_GIVEN PROBLEM_: Return every one of the items below word for word, with each line unchanged.

_RECORD EXCERPTS_:
○ ○ ○ ○
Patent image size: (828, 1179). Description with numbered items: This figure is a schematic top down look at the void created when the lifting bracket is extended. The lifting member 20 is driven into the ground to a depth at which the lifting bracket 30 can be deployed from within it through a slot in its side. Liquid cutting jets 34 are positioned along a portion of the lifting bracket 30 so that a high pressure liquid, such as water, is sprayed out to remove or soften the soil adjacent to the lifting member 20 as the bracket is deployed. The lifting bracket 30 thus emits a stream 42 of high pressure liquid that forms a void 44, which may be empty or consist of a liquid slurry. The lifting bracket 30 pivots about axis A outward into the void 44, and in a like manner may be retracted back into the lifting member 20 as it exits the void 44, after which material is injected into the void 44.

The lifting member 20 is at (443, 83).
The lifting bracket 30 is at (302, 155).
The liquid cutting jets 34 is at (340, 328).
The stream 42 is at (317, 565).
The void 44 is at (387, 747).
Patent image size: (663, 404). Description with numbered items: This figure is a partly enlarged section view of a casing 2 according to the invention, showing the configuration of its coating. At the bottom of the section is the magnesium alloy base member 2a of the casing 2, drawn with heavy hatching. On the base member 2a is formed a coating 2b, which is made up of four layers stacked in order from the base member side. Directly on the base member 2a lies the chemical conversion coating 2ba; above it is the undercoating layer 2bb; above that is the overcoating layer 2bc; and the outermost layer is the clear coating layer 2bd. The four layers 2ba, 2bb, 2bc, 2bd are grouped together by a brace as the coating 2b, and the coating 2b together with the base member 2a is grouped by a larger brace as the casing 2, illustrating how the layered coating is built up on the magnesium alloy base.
○ ○ ○ ○
_OUTPUT OF THE TASK_:
Patent image size: (828, 1179). Description with numbered items: This figure is a schematic top down look at the void created when the lifting bracket is extended. The lifting member 20 is driven into the ground to a depth at which the lifting bracket 30 can be deployed from within it through a slot in its side. Liquid cutting jets 34 are positioned along a portion of the lifting bracket 30 so that a high pressure liquid, such as water, is sprayed out to remove or soften the soil adjacent to the lifting member 20 as the bracket is deployed. The lifting bracket 30 thus emits a stream 42 of high pressure liquid that forms a void 44, which may be empty or consist of a liquid slurry. The lifting bracket 30 pivots about axis A outward into the void 44, and in a like manner may be retracted back into the lifting member 20 as it exits the void 44, after which material is injected into the void 44.

The lifting member 20 is at (443, 83).
The lifting bracket 30 is at (302, 155).
The liquid cutting jets 34 is at (340, 328).
The stream 42 is at (317, 565).
The void 44 is at (387, 747).
Patent image size: (663, 404). Description with numbered items: This figure is a partly enlarged section view of a casing 2 according to the invention, showing the configuration of its coating. At the bottom of the section is the magnesium alloy base member 2a of the casing 2, drawn with heavy hatching. On the base member 2a is formed a coating 2b, which is made up of four layers stacked in order from the base member side. Directly on the base member 2a lies the chemical conversion coating 2ba; above it is the undercoating layer 2bb; above that is the overcoating layer 2bc; and the outermost layer is the clear coating layer 2bd. The four layers 2ba, 2bb, 2bc, 2bd are grouped together by a brace as the coating 2b, and the coating 2b together with the base member 2a is grouped by a larger brace as the casing 2, illustrating how the layered coating is built up on the magnesium alloy base.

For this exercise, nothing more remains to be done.